Determine which lines of the records include the word "image", and copy them.
┌──
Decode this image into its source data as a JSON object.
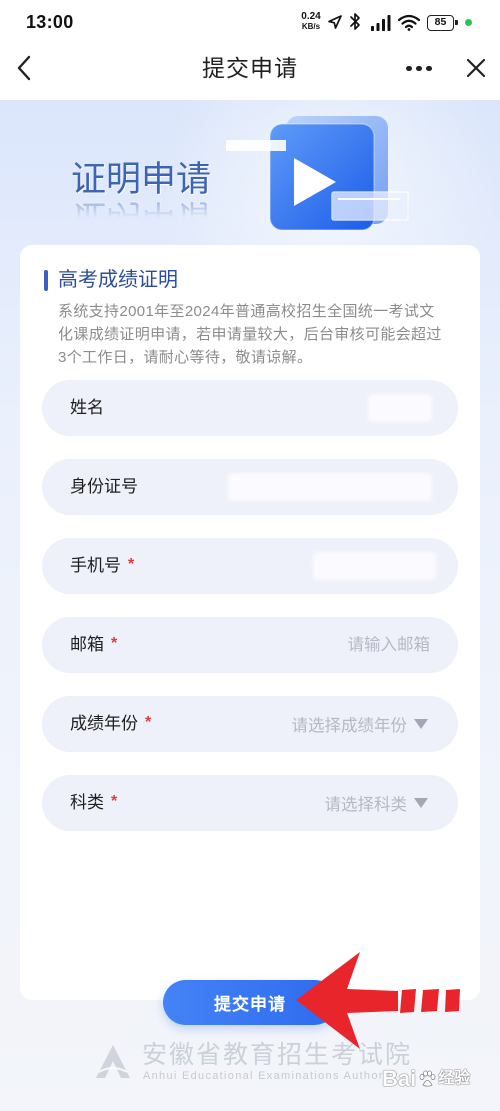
{
  "status_bar": {
    "time": "13:00",
    "net_speed_value": "0.24",
    "net_speed_unit": "KB/s",
    "battery_level": "85",
    "icons": [
      "location-icon",
      "bluetooth-icon",
      "signal-icon",
      "wifi-icon",
      "battery-icon"
    ]
  },
  "nav": {
    "title": "提交申请",
    "back_icon": "chevron-left-icon",
    "more_icon": "more-icon",
    "close_icon": "close-icon"
  },
  "banner": {
    "title": "证明申请",
    "illustration_icon": "play-icon"
  },
  "card": {
    "title": "高考成绩证明",
    "description_lines": [
      "系统支持2001年至2024年普通高校招生全国统一考试文",
      "化课成绩证明申请，若申请量较大，后台审核可能会超过",
      "3个工作日，请耐心等待，敬请谅解。"
    ]
  },
  "form": {
    "required_mark": "*",
    "fields": [
      {
        "label": "姓名",
        "required": false
      },
      {
        "label": "身份证号",
        "required": false
      },
      {
        "label": "手机号",
        "required": true
      },
      {
        "label": "邮箱",
        "required": true,
        "placeholder": "请输入邮箱"
      },
      {
        "label": "成绩年份",
        "required": true,
        "placeholder": "请选择成绩年份"
      },
      {
        "label": "科类",
        "required": true,
        "placeholder": "请选择科类"
      }
    ],
    "submit_label": "提交申请"
  },
  "footer": {
    "org_name": "安徽省教育招生考试院",
    "org_name_en": "Anhui Educational Examinations Authority"
  },
  "watermark": {
    "brand": "Bai",
    "suffix": "经验"
  },
  "colors": {
    "primary": "#2f6ff0",
    "required": "#e53935",
    "banner_title": "#3e64b4",
    "field_background": "#eef0fa",
    "annotation_arrow": "#e8252b",
    "status_dot": "#2bc15a"
  }
}
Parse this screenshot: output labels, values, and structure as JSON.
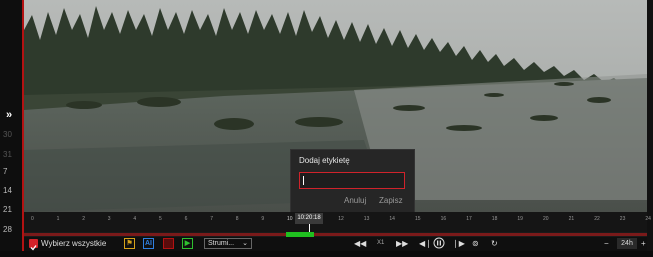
{
  "dialog": {
    "title": "Dodaj etykietę",
    "input_value": "",
    "cancel_label": "Anuluj",
    "save_label": "Zapisz"
  },
  "left_panel": {
    "collapse_glyph": "»",
    "day_labels": [
      "30",
      "31",
      "7",
      "14",
      "21",
      "28"
    ]
  },
  "timeline": {
    "hours": [
      "0",
      "1",
      "2",
      "3",
      "4",
      "5",
      "6",
      "7",
      "8",
      "9",
      "10",
      "11",
      "12",
      "13",
      "14",
      "15",
      "16",
      "17",
      "18",
      "19",
      "20",
      "21",
      "22",
      "23",
      "24"
    ],
    "current_time": "10:20:18"
  },
  "toolbar": {
    "select_all_label": "Wybierz wszystkie",
    "select_all_checked": true,
    "stream_select_value": "Strumi...",
    "zoom_minus": "−",
    "zoom_value": "24h",
    "zoom_plus": "+",
    "speed_label": "X1"
  },
  "icons": {
    "motion": "motion-detection-icon",
    "ai": "ai-icon",
    "alarm": "alarm-icon",
    "video": "video-icon",
    "rewind": "rewind-icon",
    "forward": "fast-forward-icon",
    "prev": "previous-frame-icon",
    "pause": "pause-icon",
    "next": "next-frame-icon",
    "snapshot": "snapshot-icon",
    "refresh": "refresh-icon"
  },
  "colors": {
    "accent_red": "#d2232a",
    "recording_green": "#20c020"
  }
}
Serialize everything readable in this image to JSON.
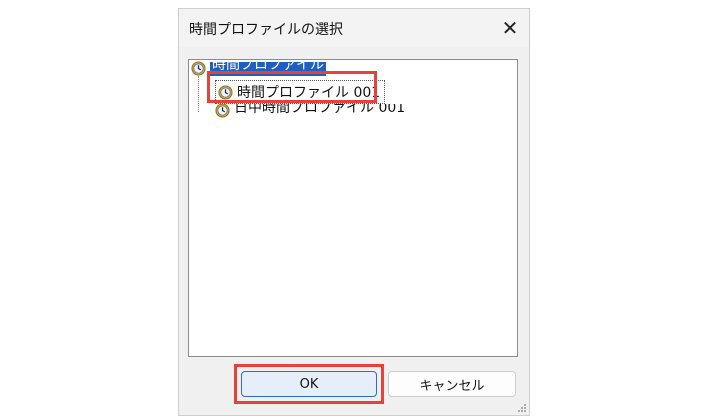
{
  "dialog": {
    "title": "時間プロファイルの選択",
    "close_symbol": "✕"
  },
  "tree": {
    "root_label": "時間プロファイル",
    "items": [
      {
        "label": "時間プロファイル 001"
      },
      {
        "label": "日中時間プロファイル 001"
      }
    ]
  },
  "buttons": {
    "ok_label": "OK",
    "cancel_label": "キャンセル"
  },
  "colors": {
    "highlight": "#e8403a",
    "selection": "#1f5fbf",
    "ok_border": "#2a6bd6"
  }
}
└──
• [TASK RESULT]
Decode this image into its source data as a JSON object.
Serialize everything readable in this image to JSON.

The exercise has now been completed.